▸ Given instruction
Type out all the records word for word. Any pictures are to be left out.
* START *
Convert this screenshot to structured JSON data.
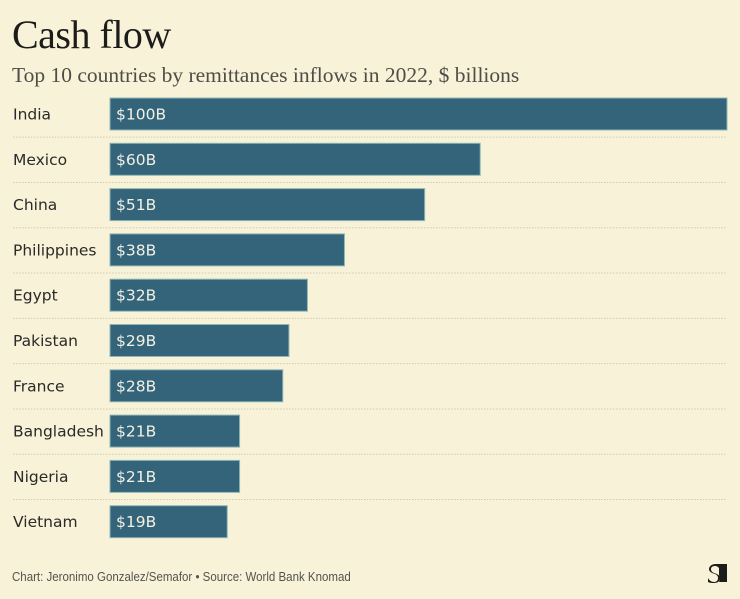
{
  "header": {
    "title": "Cash flow",
    "subtitle": "Top 10 countries by remittances inflows in 2022, $ billions"
  },
  "chart_data": {
    "type": "bar",
    "orientation": "horizontal",
    "title": "Cash flow",
    "subtitle": "Top 10 countries by remittances inflows in 2022, $ billions",
    "xlabel": "",
    "ylabel": "",
    "unit": "$ billions",
    "xlim": [
      0,
      100
    ],
    "grid": false,
    "legend": "none",
    "categories": [
      "India",
      "Mexico",
      "China",
      "Philippines",
      "Egypt",
      "Pakistan",
      "France",
      "Bangladesh",
      "Nigeria",
      "Vietnam"
    ],
    "values": [
      100,
      60,
      51,
      38,
      32,
      29,
      28,
      21,
      21,
      19
    ],
    "value_labels": [
      "$100B",
      "$60B",
      "$51B",
      "$38B",
      "$32B",
      "$29B",
      "$28B",
      "$21B",
      "$21B",
      "$19B"
    ],
    "bar_color": "#33647a",
    "separator_style": "dotted"
  },
  "footer": {
    "credit": "Chart: Jeronimo Gonzalez/Semafor • Source: World Bank Knomad",
    "logo": "semafor-logo-icon"
  },
  "colors": {
    "background": "#f8f2d8",
    "bar": "#33647a",
    "bar_border": "#8fb6b6",
    "label_text": "#2a2a28",
    "value_text": "#f2f0e4",
    "separator": "#cfcab2"
  }
}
* END *
▸ Reply
Convert this screenshot to structured JSON data.
{
  "header": {
    "title": "Cash flow",
    "subtitle": "Top 10 countries by remittances inflows in 2022, $ billions"
  },
  "chart_data": {
    "type": "bar",
    "orientation": "horizontal",
    "title": "Cash flow",
    "subtitle": "Top 10 countries by remittances inflows in 2022, $ billions",
    "xlabel": "",
    "ylabel": "",
    "unit": "$ billions",
    "xlim": [
      0,
      100
    ],
    "grid": false,
    "legend": "none",
    "categories": [
      "India",
      "Mexico",
      "China",
      "Philippines",
      "Egypt",
      "Pakistan",
      "France",
      "Bangladesh",
      "Nigeria",
      "Vietnam"
    ],
    "values": [
      100,
      60,
      51,
      38,
      32,
      29,
      28,
      21,
      21,
      19
    ],
    "value_labels": [
      "$100B",
      "$60B",
      "$51B",
      "$38B",
      "$32B",
      "$29B",
      "$28B",
      "$21B",
      "$21B",
      "$19B"
    ],
    "bar_color": "#33647a",
    "separator_style": "dotted"
  },
  "footer": {
    "credit": "Chart: Jeronimo Gonzalez/Semafor • Source: World Bank Knomad",
    "logo": "semafor-logo-icon"
  },
  "colors": {
    "background": "#f8f2d8",
    "bar": "#33647a",
    "bar_border": "#8fb6b6",
    "label_text": "#2a2a28",
    "value_text": "#f2f0e4",
    "separator": "#cfcab2"
  }
}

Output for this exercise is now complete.